## INSTRUCTIONS FOR THE TASK:
Each record below is to be reproduced without any change.

## ENTRIES SUPPLIED:
------------------------------
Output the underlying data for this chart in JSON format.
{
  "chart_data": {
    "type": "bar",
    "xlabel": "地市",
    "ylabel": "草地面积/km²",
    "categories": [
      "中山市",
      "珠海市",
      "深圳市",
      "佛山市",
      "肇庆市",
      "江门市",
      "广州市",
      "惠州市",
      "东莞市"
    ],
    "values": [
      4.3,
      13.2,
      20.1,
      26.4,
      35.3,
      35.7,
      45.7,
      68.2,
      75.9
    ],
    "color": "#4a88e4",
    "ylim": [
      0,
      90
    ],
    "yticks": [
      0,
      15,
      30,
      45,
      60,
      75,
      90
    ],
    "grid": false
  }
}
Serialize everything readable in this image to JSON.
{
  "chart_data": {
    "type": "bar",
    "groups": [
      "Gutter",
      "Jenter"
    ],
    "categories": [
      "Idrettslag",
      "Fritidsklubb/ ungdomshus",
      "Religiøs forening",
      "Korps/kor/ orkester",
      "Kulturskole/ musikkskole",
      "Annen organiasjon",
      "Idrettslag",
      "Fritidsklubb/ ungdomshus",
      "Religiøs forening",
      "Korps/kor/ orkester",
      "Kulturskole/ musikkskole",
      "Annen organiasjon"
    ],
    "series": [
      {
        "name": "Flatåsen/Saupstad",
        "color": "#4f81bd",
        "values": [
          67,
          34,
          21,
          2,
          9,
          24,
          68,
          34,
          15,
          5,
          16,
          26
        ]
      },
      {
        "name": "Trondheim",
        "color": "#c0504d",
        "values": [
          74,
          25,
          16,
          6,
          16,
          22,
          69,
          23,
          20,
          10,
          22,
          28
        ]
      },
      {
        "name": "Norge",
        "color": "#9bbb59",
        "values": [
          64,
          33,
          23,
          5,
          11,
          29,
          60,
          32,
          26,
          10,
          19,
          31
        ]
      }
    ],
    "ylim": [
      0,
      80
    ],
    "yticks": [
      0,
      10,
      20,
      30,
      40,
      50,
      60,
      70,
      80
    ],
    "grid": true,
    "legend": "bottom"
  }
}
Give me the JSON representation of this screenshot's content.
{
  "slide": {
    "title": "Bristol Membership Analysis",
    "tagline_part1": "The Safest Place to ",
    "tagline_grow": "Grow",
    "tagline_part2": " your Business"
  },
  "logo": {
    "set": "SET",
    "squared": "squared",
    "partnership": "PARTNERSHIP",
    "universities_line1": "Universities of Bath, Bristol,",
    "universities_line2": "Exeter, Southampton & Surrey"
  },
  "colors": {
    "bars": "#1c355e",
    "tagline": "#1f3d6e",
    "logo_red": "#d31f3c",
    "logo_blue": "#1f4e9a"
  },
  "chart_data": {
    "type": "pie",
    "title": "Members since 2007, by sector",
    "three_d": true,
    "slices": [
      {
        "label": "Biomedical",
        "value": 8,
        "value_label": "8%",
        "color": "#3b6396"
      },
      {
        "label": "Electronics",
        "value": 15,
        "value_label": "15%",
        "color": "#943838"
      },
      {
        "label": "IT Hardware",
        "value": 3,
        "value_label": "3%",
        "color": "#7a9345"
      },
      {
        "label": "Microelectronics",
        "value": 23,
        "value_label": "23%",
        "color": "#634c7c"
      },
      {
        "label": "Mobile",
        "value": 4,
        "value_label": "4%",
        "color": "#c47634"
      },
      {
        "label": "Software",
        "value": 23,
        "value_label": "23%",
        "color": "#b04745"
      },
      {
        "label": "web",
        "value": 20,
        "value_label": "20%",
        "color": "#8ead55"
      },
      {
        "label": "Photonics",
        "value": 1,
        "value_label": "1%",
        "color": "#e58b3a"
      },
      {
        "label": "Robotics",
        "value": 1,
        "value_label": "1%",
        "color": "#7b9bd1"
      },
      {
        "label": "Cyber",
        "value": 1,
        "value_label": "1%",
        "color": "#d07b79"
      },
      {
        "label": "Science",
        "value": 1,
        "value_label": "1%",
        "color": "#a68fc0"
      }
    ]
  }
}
------------------------------
## TASK SOLUTION:
Output the underlying data for this chart in JSON format.
{
  "chart_data": {
    "type": "bar",
    "xlabel": "地市",
    "ylabel": "草地面积/km²",
    "categories": [
      "中山市",
      "珠海市",
      "深圳市",
      "佛山市",
      "肇庆市",
      "江门市",
      "广州市",
      "惠州市",
      "东莞市"
    ],
    "values": [
      4.3,
      13.2,
      20.1,
      26.4,
      35.3,
      35.7,
      45.7,
      68.2,
      75.9
    ],
    "color": "#4a88e4",
    "ylim": [
      0,
      90
    ],
    "yticks": [
      0,
      15,
      30,
      45,
      60,
      75,
      90
    ],
    "grid": false
  }
}
Serialize everything readable in this image to JSON.
{
  "chart_data": {
    "type": "bar",
    "groups": [
      "Gutter",
      "Jenter"
    ],
    "categories": [
      "Idrettslag",
      "Fritidsklubb/ ungdomshus",
      "Religiøs forening",
      "Korps/kor/ orkester",
      "Kulturskole/ musikkskole",
      "Annen organiasjon",
      "Idrettslag",
      "Fritidsklubb/ ungdomshus",
      "Religiøs forening",
      "Korps/kor/ orkester",
      "Kulturskole/ musikkskole",
      "Annen organiasjon"
    ],
    "series": [
      {
        "name": "Flatåsen/Saupstad",
        "color": "#4f81bd",
        "values": [
          67,
          34,
          21,
          2,
          9,
          24,
          68,
          34,
          15,
          5,
          16,
          26
        ]
      },
      {
        "name": "Trondheim",
        "color": "#c0504d",
        "values": [
          74,
          25,
          16,
          6,
          16,
          22,
          69,
          23,
          20,
          10,
          22,
          28
        ]
      },
      {
        "name": "Norge",
        "color": "#9bbb59",
        "values": [
          64,
          33,
          23,
          5,
          11,
          29,
          60,
          32,
          26,
          10,
          19,
          31
        ]
      }
    ],
    "ylim": [
      0,
      80
    ],
    "yticks": [
      0,
      10,
      20,
      30,
      40,
      50,
      60,
      70,
      80
    ],
    "grid": true,
    "legend": "bottom"
  }
}
Give me the JSON representation of this screenshot's content.
{
  "slide": {
    "title": "Bristol Membership Analysis",
    "tagline_part1": "The Safest Place to ",
    "tagline_grow": "Grow",
    "tagline_part2": " your Business"
  },
  "logo": {
    "set": "SET",
    "squared": "squared",
    "partnership": "PARTNERSHIP",
    "universities_line1": "Universities of Bath, Bristol,",
    "universities_line2": "Exeter, Southampton & Surrey"
  },
  "colors": {
    "bars": "#1c355e",
    "tagline": "#1f3d6e",
    "logo_red": "#d31f3c",
    "logo_blue": "#1f4e9a"
  },
  "chart_data": {
    "type": "pie",
    "title": "Members since 2007, by sector",
    "three_d": true,
    "slices": [
      {
        "label": "Biomedical",
        "value": 8,
        "value_label": "8%",
        "color": "#3b6396"
      },
      {
        "label": "Electronics",
        "value": 15,
        "value_label": "15%",
        "color": "#943838"
      },
      {
        "label": "IT Hardware",
        "value": 3,
        "value_label": "3%",
        "color": "#7a9345"
      },
      {
        "label": "Microelectronics",
        "value": 23,
        "value_label": "23%",
        "color": "#634c7c"
      },
      {
        "label": "Mobile",
        "value": 4,
        "value_label": "4%",
        "color": "#c47634"
      },
      {
        "label": "Software",
        "value": 23,
        "value_label": "23%",
        "color": "#b04745"
      },
      {
        "label": "web",
        "value": 20,
        "value_label": "20%",
        "color": "#8ead55"
      },
      {
        "label": "Photonics",
        "value": 1,
        "value_label": "1%",
        "color": "#e58b3a"
      },
      {
        "label": "Robotics",
        "value": 1,
        "value_label": "1%",
        "color": "#7b9bd1"
      },
      {
        "label": "Cyber",
        "value": 1,
        "value_label": "1%",
        "color": "#d07b79"
      },
      {
        "label": "Science",
        "value": 1,
        "value_label": "1%",
        "color": "#a68fc0"
      }
    ]
  }
}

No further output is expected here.